## [EXCERPTED DATA]

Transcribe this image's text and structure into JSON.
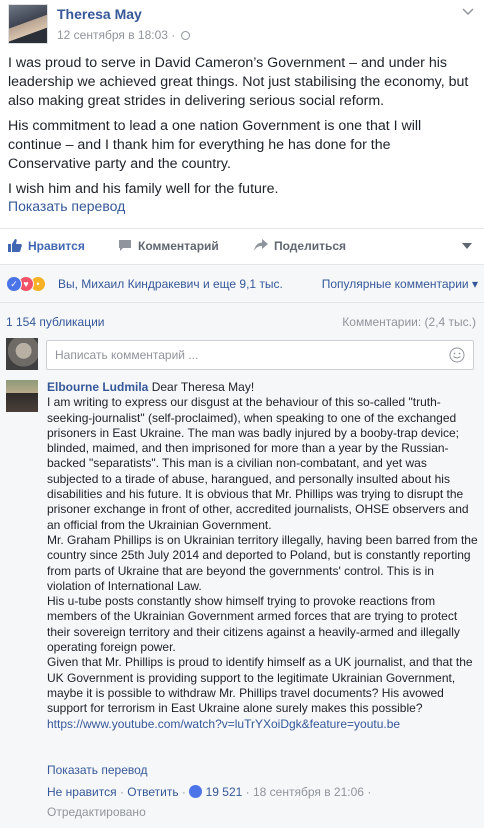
{
  "post": {
    "author": "Theresa May",
    "timestamp": "12 сентября в 18:03 ·",
    "paragraphs": [
      "I was proud to serve in David Cameron’s Government – and under his leadership we achieved great things. Not just stabilising the economy, but also making great strides in delivering serious social reform.",
      "His commitment to lead a one nation Government is one that I will continue – and I thank him for everything he has done for the Conservative party and the country.",
      "I wish him and his family well for the future."
    ],
    "translate_label": "Показать перевод"
  },
  "actions": {
    "like": "Нравится",
    "comment": "Комментарий",
    "share": "Поделиться"
  },
  "reactions": {
    "summary": "Вы, Михаил Киндракевич и еще 9,1 тыс.",
    "popular": "Популярные комментарии"
  },
  "counts": {
    "shares": "1 154 публикации",
    "comments": "Комментарии: (2,4 тыс.)"
  },
  "compose": {
    "placeholder": "Написать комментарий ..."
  },
  "comment": {
    "author": "Elbourne Ludmila",
    "lines": [
      "Dear Theresa May!",
      "I am writing to express our disgust at the behaviour of this so-called \"truth-seeking-journalist\" (self-proclaimed), when speaking to one of the exchanged prisoners in East Ukraine. The man was badly injured by a booby-trap device; blinded, maimed, and then imprisoned for more than a year by the Russian-backed \"separatists\". This man is a civilian non-combatant, and yet was subjected to a tirade of abuse, harangued, and personally insulted about his disabilities and his future. It is obvious that Mr. Phillips was trying to disrupt the prisoner exchange in front of other, accredited journalists, OHSE observers and an official from the Ukrainian Government.",
      "Mr. Graham Phillips is on Ukrainian territory illegally, having been barred from the country since 25th July 2014 and deported to Poland, but is constantly reporting from parts of Ukraine that are beyond the governments' control. This is in violation of International Law.",
      "His u-tube posts constantly show himself trying to provoke reactions from members of the Ukrainian Government armed forces that are trying to protect their sovereign territory and their citizens against a heavily-armed and illegally operating foreign power.",
      "Given that Mr. Phillips is proud to identify himself as a UK journalist, and that the UK Government is providing support to the legitimate Ukrainian Government, maybe it is possible to withdraw Mr. Phillips travel documents? His avowed support for terrorism in East Ukraine alone surely makes this possible?"
    ],
    "link": "https://www.youtube.com/watch?v=luTrYXoiDgk&feature=youtu.be",
    "translate_label": "Показать перевод",
    "unlike": "Не нравится",
    "reply": "Ответить",
    "like_count": "19 521",
    "date": "18 сентября в 21:06",
    "edited": "Отредактировано"
  },
  "colors": {
    "link": "#365899",
    "like_blue": "#4267b2",
    "muted": "#90949c",
    "panel_bg": "#f6f7f9"
  },
  "icons": [
    "globe-icon",
    "chevron-down-icon",
    "thumbs-up-icon",
    "comment-icon",
    "share-icon",
    "like-reaction-icon",
    "love-reaction-icon",
    "haha-reaction-icon",
    "smiley-icon"
  ]
}
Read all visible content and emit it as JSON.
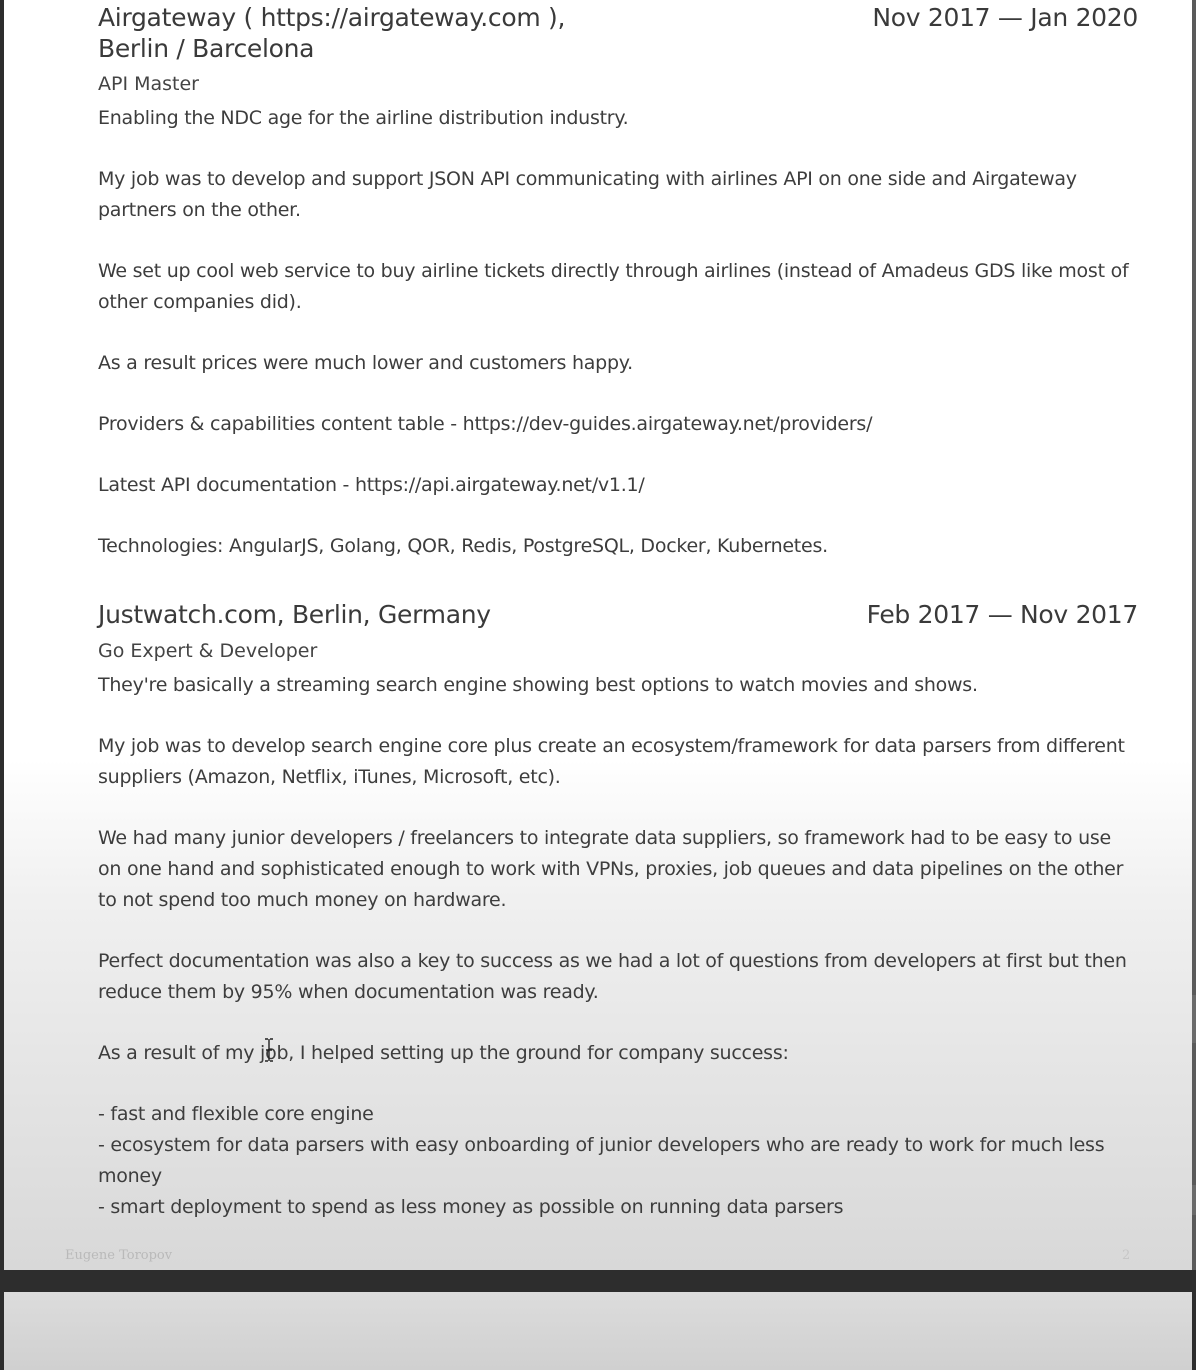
{
  "jobs": [
    {
      "company_line1": "Airgateway ( https://airgateway.com ),",
      "company_line2": "Berlin / Barcelona",
      "dates": "Nov 2017 — Jan 2020",
      "role": "API Master",
      "paragraphs": [
        "Enabling the NDC age for the airline distribution industry.",
        "My job was to develop and support JSON API communicating with airlines API on one side and Airgateway partners on the other.",
        "We set up cool web service to buy airline tickets directly through airlines (instead of Amadeus GDS like most of other companies did).",
        "As a result prices were much lower and customers happy.",
        "Providers & capabilities content table - https://dev-guides.airgateway.net/providers/",
        "Latest API documentation - https://api.airgateway.net/v1.1/",
        "Technologies: AngularJS, Golang, QOR, Redis, PostgreSQL, Docker, Kubernetes."
      ]
    },
    {
      "company_line1": "Justwatch.com, Berlin, Germany",
      "dates": "Feb 2017 — Nov 2017",
      "role": "Go Expert & Developer",
      "paragraphs": [
        "They're basically a streaming search engine showing best options to watch movies and shows.",
        "My job was to develop search engine core plus create an ecosystem/framework for data parsers from different suppliers (Amazon, Netflix, iTunes, Microsoft, etc).",
        "We had many junior developers / freelancers to integrate data suppliers, so framework had to be easy to use on one hand and sophisticated enough to work with VPNs, proxies, job queues and data pipelines on the other to not spend too much money on hardware.",
        "Perfect documentation was also a key to success as we had a lot of questions from developers at first but then reduce them by 95% when documentation was ready.",
        "As a result of my job, I helped setting up the ground for company success:"
      ],
      "bullets": [
        "- fast and flexible core engine",
        "- ecosystem for data parsers with easy onboarding of junior developers who are ready to work for much less money",
        "- smart deployment to spend as less money as possible on running data parsers"
      ]
    }
  ],
  "footer": {
    "author": "Eugene Toropov",
    "page_number": "2"
  },
  "cursor_icon": "text-cursor-icon"
}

## [CHALLENGE]
Filter the entries above down to the lines containing the word "Ukrainian".

## [ANSWER TO THE TASK]
      "I am writing to express our disgust at the behaviour of this so-called \"truth-seeking-journalist\" (self-proclaimed), when speaking to one of the exchanged prisoners in East Ukraine. The man was badly injured by a booby-trap device; blinded, maimed, and then imprisoned for more than a year by the Russian-backed \"separatists\". This man is a civilian non-combatant, and yet was subjected to a tirade of abuse, harangued, and personally insulted about his disabilities and his future. It is obvious that Mr. Phillips was trying to disrupt the prisoner exchange in front of other, accredited journalists, OHSE observers and an official from the Ukrainian Government.",
      "Mr. Graham Phillips is on Ukrainian territory illegally, having been barred from the country since 25th July 2014 and deported to Poland, but is constantly reporting from parts of Ukraine that are beyond the governments' control. This is in violation of International Law.",
      "His u-tube posts constantly show himself trying to provoke reactions from members of the Ukrainian Government armed forces that are trying to protect their sovereign territory and their citizens against a heavily-armed and illegally operating foreign power.",
      "Given that Mr. Phillips is proud to identify himself as a UK journalist, and that the UK Government is providing support to the legitimate Ukrainian Government, maybe it is possible to withdraw Mr. Phillips travel documents? His avowed support for terrorism in East Ukraine alone surely makes this possible?"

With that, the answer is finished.